====== DATA PROVIDED ======

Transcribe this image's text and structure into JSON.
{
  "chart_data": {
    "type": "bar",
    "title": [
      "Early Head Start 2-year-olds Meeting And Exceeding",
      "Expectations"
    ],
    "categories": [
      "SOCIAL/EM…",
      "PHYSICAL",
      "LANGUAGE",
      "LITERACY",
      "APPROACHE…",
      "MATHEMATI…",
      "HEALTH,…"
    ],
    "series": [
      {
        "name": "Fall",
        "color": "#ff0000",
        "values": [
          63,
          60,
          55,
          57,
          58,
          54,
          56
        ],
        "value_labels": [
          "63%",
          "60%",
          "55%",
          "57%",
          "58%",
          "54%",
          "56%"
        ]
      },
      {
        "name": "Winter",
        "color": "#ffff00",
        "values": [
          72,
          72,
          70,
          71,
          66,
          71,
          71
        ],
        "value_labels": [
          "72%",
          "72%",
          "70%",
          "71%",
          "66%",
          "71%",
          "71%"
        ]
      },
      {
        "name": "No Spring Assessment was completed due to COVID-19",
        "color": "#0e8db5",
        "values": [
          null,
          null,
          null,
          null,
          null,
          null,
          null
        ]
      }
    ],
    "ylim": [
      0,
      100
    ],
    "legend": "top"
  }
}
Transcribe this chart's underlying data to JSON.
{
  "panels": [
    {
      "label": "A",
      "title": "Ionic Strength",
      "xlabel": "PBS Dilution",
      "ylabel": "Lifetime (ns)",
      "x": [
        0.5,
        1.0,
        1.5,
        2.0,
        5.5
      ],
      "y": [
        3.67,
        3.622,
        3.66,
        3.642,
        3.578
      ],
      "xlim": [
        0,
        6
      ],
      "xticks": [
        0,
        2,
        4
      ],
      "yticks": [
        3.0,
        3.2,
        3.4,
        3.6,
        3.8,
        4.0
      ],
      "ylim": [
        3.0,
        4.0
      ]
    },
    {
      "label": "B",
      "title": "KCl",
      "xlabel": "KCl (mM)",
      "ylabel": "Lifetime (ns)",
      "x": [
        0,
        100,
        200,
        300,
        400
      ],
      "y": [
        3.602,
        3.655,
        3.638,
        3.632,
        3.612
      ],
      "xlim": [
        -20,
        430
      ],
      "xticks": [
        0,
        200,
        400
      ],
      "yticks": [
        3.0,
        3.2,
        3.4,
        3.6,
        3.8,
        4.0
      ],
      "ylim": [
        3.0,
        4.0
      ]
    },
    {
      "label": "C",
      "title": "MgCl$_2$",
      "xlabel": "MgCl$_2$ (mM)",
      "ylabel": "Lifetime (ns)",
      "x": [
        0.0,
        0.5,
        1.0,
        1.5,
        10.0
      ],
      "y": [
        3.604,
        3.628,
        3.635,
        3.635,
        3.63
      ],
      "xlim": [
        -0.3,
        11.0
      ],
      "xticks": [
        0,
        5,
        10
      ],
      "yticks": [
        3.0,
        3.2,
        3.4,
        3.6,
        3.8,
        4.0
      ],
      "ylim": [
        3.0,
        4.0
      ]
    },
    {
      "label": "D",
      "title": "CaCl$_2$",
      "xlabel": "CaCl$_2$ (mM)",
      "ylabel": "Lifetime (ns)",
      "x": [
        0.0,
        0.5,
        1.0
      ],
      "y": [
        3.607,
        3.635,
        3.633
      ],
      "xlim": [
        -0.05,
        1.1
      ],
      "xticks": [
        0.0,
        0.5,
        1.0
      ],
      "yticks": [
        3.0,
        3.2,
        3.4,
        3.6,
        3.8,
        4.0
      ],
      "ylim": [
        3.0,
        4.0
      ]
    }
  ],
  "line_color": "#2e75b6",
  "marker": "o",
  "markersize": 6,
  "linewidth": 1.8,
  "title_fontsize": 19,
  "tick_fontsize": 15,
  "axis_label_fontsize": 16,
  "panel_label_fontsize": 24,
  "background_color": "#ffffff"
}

======

● INSTRUCTION
Write out every entry word for word.

● COMPLETED EXERCISE
Transcribe this image's text and structure into JSON.
{
  "chart_data": {
    "type": "bar",
    "title": [
      "Early Head Start 2-year-olds Meeting And Exceeding",
      "Expectations"
    ],
    "categories": [
      "SOCIAL/EM…",
      "PHYSICAL",
      "LANGUAGE",
      "LITERACY",
      "APPROACHE…",
      "MATHEMATI…",
      "HEALTH,…"
    ],
    "series": [
      {
        "name": "Fall",
        "color": "#ff0000",
        "values": [
          63,
          60,
          55,
          57,
          58,
          54,
          56
        ],
        "value_labels": [
          "63%",
          "60%",
          "55%",
          "57%",
          "58%",
          "54%",
          "56%"
        ]
      },
      {
        "name": "Winter",
        "color": "#ffff00",
        "values": [
          72,
          72,
          70,
          71,
          66,
          71,
          71
        ],
        "value_labels": [
          "72%",
          "72%",
          "70%",
          "71%",
          "66%",
          "71%",
          "71%"
        ]
      },
      {
        "name": "No Spring Assessment was completed due to COVID-19",
        "color": "#0e8db5",
        "values": [
          null,
          null,
          null,
          null,
          null,
          null,
          null
        ]
      }
    ],
    "ylim": [
      0,
      100
    ],
    "legend": "top"
  }
}
Transcribe this chart's underlying data to JSON.
{
  "panels": [
    {
      "label": "A",
      "title": "Ionic Strength",
      "xlabel": "PBS Dilution",
      "ylabel": "Lifetime (ns)",
      "x": [
        0.5,
        1.0,
        1.5,
        2.0,
        5.5
      ],
      "y": [
        3.67,
        3.622,
        3.66,
        3.642,
        3.578
      ],
      "xlim": [
        0,
        6
      ],
      "xticks": [
        0,
        2,
        4
      ],
      "yticks": [
        3.0,
        3.2,
        3.4,
        3.6,
        3.8,
        4.0
      ],
      "ylim": [
        3.0,
        4.0
      ]
    },
    {
      "label": "B",
      "title": "KCl",
      "xlabel": "KCl (mM)",
      "ylabel": "Lifetime (ns)",
      "x": [
        0,
        100,
        200,
        300,
        400
      ],
      "y": [
        3.602,
        3.655,
        3.638,
        3.632,
        3.612
      ],
      "xlim": [
        -20,
        430
      ],
      "xticks": [
        0,
        200,
        400
      ],
      "yticks": [
        3.0,
        3.2,
        3.4,
        3.6,
        3.8,
        4.0
      ],
      "ylim": [
        3.0,
        4.0
      ]
    },
    {
      "label": "C",
      "title": "MgCl$_2$",
      "xlabel": "MgCl$_2$ (mM)",
      "ylabel": "Lifetime (ns)",
      "x": [
        0.0,
        0.5,
        1.0,
        1.5,
        10.0
      ],
      "y": [
        3.604,
        3.628,
        3.635,
        3.635,
        3.63
      ],
      "xlim": [
        -0.3,
        11.0
      ],
      "xticks": [
        0,
        5,
        10
      ],
      "yticks": [
        3.0,
        3.2,
        3.4,
        3.6,
        3.8,
        4.0
      ],
      "ylim": [
        3.0,
        4.0
      ]
    },
    {
      "label": "D",
      "title": "CaCl$_2$",
      "xlabel": "CaCl$_2$ (mM)",
      "ylabel": "Lifetime (ns)",
      "x": [
        0.0,
        0.5,
        1.0
      ],
      "y": [
        3.607,
        3.635,
        3.633
      ],
      "xlim": [
        -0.05,
        1.1
      ],
      "xticks": [
        0.0,
        0.5,
        1.0
      ],
      "yticks": [
        3.0,
        3.2,
        3.4,
        3.6,
        3.8,
        4.0
      ],
      "ylim": [
        3.0,
        4.0
      ]
    }
  ],
  "line_color": "#2e75b6",
  "marker": "o",
  "markersize": 6,
  "linewidth": 1.8,
  "title_fontsize": 19,
  "tick_fontsize": 15,
  "axis_label_fontsize": 16,
  "panel_label_fontsize": 24,
  "background_color": "#ffffff"
}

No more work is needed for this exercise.